■ What you need to do: Every entry here needs to be repeated exactly.

-----

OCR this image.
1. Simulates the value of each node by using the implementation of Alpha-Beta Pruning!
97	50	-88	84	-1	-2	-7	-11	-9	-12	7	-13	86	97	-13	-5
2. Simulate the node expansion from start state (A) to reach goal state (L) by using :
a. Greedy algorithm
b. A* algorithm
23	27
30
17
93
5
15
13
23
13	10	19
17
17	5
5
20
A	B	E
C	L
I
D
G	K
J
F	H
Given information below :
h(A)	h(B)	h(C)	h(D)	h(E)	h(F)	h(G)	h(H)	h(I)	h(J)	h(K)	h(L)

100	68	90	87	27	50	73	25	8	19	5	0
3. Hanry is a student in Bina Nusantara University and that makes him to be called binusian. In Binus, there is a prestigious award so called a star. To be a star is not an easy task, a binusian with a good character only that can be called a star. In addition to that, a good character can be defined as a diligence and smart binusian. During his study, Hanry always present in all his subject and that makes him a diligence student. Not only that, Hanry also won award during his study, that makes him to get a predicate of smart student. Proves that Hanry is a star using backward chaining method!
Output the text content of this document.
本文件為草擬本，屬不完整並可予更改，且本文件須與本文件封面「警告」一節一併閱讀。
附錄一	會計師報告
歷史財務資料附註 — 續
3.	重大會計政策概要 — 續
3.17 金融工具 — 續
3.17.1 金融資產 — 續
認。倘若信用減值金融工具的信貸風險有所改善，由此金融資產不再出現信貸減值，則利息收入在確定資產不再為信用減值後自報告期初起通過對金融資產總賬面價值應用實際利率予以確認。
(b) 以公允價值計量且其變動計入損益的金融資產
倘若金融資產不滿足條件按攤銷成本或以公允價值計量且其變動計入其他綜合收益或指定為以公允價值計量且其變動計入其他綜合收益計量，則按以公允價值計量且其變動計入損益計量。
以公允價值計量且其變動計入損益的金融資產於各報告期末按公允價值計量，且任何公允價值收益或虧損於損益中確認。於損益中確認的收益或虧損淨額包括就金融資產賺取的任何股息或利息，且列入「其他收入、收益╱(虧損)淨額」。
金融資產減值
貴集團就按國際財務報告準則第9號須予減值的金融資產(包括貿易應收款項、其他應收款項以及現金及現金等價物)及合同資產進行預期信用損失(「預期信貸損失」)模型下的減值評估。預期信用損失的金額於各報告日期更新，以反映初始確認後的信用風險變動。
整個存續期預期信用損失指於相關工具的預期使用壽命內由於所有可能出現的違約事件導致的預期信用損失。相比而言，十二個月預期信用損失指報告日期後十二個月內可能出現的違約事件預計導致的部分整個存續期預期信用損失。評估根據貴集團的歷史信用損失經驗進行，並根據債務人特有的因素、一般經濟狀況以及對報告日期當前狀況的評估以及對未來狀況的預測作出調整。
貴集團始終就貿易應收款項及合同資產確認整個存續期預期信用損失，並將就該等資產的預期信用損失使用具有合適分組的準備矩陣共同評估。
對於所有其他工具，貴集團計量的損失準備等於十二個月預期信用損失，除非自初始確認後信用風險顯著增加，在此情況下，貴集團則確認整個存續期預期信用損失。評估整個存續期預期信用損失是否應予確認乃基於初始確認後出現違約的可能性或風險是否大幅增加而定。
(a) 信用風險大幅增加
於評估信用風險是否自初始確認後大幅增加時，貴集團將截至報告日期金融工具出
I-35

-----

■ Result of this exercise:
OCR this image.
1. Simulates the value of each node by using the implementation of Alpha-Beta Pruning!
97	50	-88	84	-1	-2	-7	-11	-9	-12	7	-13	86	97	-13	-5
2. Simulate the node expansion from start state (A) to reach goal state (L) by using :
a. Greedy algorithm
b. A* algorithm
23	27
30
17
93
5
15
13
23
13	10	19
17
17	5
5
20
A	B	E
C	L
I
D
G	K
J
F	H
Given information below :
h(A)	h(B)	h(C)	h(D)	h(E)	h(F)	h(G)	h(H)	h(I)	h(J)	h(K)	h(L)

100	68	90	87	27	50	73	25	8	19	5	0
3. Hanry is a student in Bina Nusantara University and that makes him to be called binusian. In Binus, there is a prestigious award so called a star. To be a star is not an easy task, a binusian with a good character only that can be called a star. In addition to that, a good character can be defined as a diligence and smart binusian. During his study, Hanry always present in all his subject and that makes him a diligence student. Not only that, Hanry also won award during his study, that makes him to get a predicate of smart student. Proves that Hanry is a star using backward chaining method!
Output the text content of this document.
本文件為草擬本，屬不完整並可予更改，且本文件須與本文件封面「警告」一節一併閱讀。
附錄一	會計師報告
歷史財務資料附註 — 續
3.	重大會計政策概要 — 續
3.17 金融工具 — 續
3.17.1 金融資產 — 續
認。倘若信用減值金融工具的信貸風險有所改善，由此金融資產不再出現信貸減值，則利息收入在確定資產不再為信用減值後自報告期初起通過對金融資產總賬面價值應用實際利率予以確認。
(b) 以公允價值計量且其變動計入損益的金融資產
倘若金融資產不滿足條件按攤銷成本或以公允價值計量且其變動計入其他綜合收益或指定為以公允價值計量且其變動計入其他綜合收益計量，則按以公允價值計量且其變動計入損益計量。
以公允價值計量且其變動計入損益的金融資產於各報告期末按公允價值計量，且任何公允價值收益或虧損於損益中確認。於損益中確認的收益或虧損淨額包括就金融資產賺取的任何股息或利息，且列入「其他收入、收益╱(虧損)淨額」。
金融資產減值
貴集團就按國際財務報告準則第9號須予減值的金融資產(包括貿易應收款項、其他應收款項以及現金及現金等價物)及合同資產進行預期信用損失(「預期信貸損失」)模型下的減值評估。預期信用損失的金額於各報告日期更新，以反映初始確認後的信用風險變動。
整個存續期預期信用損失指於相關工具的預期使用壽命內由於所有可能出現的違約事件導致的預期信用損失。相比而言，十二個月預期信用損失指報告日期後十二個月內可能出現的違約事件預計導致的部分整個存續期預期信用損失。評估根據貴集團的歷史信用損失經驗進行，並根據債務人特有的因素、一般經濟狀況以及對報告日期當前狀況的評估以及對未來狀況的預測作出調整。
貴集團始終就貿易應收款項及合同資產確認整個存續期預期信用損失，並將就該等資產的預期信用損失使用具有合適分組的準備矩陣共同評估。
對於所有其他工具，貴集團計量的損失準備等於十二個月預期信用損失，除非自初始確認後信用風險顯著增加，在此情況下，貴集團則確認整個存續期預期信用損失。評估整個存續期預期信用損失是否應予確認乃基於初始確認後出現違約的可能性或風險是否大幅增加而定。
(a) 信用風險大幅增加
於評估信用風險是否自初始確認後大幅增加時，貴集團將截至報告日期金融工具出
I-35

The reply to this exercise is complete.